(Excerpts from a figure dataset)
>>>>>
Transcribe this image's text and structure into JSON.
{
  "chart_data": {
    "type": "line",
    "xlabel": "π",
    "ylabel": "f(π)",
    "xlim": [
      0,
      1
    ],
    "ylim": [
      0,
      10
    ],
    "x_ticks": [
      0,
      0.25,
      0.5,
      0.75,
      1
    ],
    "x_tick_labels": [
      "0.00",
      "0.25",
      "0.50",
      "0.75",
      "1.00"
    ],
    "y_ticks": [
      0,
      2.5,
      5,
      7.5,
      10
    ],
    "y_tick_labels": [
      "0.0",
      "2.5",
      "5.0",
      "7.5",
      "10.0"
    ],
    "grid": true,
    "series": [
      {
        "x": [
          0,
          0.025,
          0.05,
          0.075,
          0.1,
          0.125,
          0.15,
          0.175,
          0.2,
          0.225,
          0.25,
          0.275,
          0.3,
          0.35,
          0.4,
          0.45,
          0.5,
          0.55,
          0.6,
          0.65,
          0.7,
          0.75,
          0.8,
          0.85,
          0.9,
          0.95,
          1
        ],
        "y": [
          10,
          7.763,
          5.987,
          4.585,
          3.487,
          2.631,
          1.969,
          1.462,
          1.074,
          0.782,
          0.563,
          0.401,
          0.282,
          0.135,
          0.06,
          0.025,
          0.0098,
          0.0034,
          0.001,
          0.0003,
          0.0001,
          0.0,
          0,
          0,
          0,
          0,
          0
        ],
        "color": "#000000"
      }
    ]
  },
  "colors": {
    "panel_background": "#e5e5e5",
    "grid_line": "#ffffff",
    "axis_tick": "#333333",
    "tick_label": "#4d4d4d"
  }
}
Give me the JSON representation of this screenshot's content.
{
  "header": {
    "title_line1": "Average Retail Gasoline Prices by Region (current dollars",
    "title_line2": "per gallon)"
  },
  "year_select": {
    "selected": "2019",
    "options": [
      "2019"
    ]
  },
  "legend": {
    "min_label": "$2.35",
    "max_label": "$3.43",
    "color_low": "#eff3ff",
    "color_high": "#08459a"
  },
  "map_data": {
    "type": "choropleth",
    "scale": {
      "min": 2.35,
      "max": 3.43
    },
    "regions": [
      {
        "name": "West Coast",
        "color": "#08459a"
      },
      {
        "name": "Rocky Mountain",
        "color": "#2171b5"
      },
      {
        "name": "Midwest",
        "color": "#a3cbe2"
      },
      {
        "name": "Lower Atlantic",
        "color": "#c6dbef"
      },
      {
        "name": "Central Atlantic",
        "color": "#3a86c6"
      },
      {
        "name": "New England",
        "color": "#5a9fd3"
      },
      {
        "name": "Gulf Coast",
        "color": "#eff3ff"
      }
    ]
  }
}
<<<<<
Print the entries exactly. Include every one.

Transcribe this image's text and structure into JSON.
{
  "chart_data": {
    "type": "line",
    "xlabel": "π",
    "ylabel": "f(π)",
    "xlim": [
      0,
      1
    ],
    "ylim": [
      0,
      10
    ],
    "x_ticks": [
      0,
      0.25,
      0.5,
      0.75,
      1
    ],
    "x_tick_labels": [
      "0.00",
      "0.25",
      "0.50",
      "0.75",
      "1.00"
    ],
    "y_ticks": [
      0,
      2.5,
      5,
      7.5,
      10
    ],
    "y_tick_labels": [
      "0.0",
      "2.5",
      "5.0",
      "7.5",
      "10.0"
    ],
    "grid": true,
    "series": [
      {
        "x": [
          0,
          0.025,
          0.05,
          0.075,
          0.1,
          0.125,
          0.15,
          0.175,
          0.2,
          0.225,
          0.25,
          0.275,
          0.3,
          0.35,
          0.4,
          0.45,
          0.5,
          0.55,
          0.6,
          0.65,
          0.7,
          0.75,
          0.8,
          0.85,
          0.9,
          0.95,
          1
        ],
        "y": [
          10,
          7.763,
          5.987,
          4.585,
          3.487,
          2.631,
          1.969,
          1.462,
          1.074,
          0.782,
          0.563,
          0.401,
          0.282,
          0.135,
          0.06,
          0.025,
          0.0098,
          0.0034,
          0.001,
          0.0003,
          0.0001,
          0.0,
          0,
          0,
          0,
          0,
          0
        ],
        "color": "#000000"
      }
    ]
  },
  "colors": {
    "panel_background": "#e5e5e5",
    "grid_line": "#ffffff",
    "axis_tick": "#333333",
    "tick_label": "#4d4d4d"
  }
}
Give me the JSON representation of this screenshot's content.
{
  "header": {
    "title_line1": "Average Retail Gasoline Prices by Region (current dollars",
    "title_line2": "per gallon)"
  },
  "year_select": {
    "selected": "2019",
    "options": [
      "2019"
    ]
  },
  "legend": {
    "min_label": "$2.35",
    "max_label": "$3.43",
    "color_low": "#eff3ff",
    "color_high": "#08459a"
  },
  "map_data": {
    "type": "choropleth",
    "scale": {
      "min": 2.35,
      "max": 3.43
    },
    "regions": [
      {
        "name": "West Coast",
        "color": "#08459a"
      },
      {
        "name": "Rocky Mountain",
        "color": "#2171b5"
      },
      {
        "name": "Midwest",
        "color": "#a3cbe2"
      },
      {
        "name": "Lower Atlantic",
        "color": "#c6dbef"
      },
      {
        "name": "Central Atlantic",
        "color": "#3a86c6"
      },
      {
        "name": "New England",
        "color": "#5a9fd3"
      },
      {
        "name": "Gulf Coast",
        "color": "#eff3ff"
      }
    ]
  }
}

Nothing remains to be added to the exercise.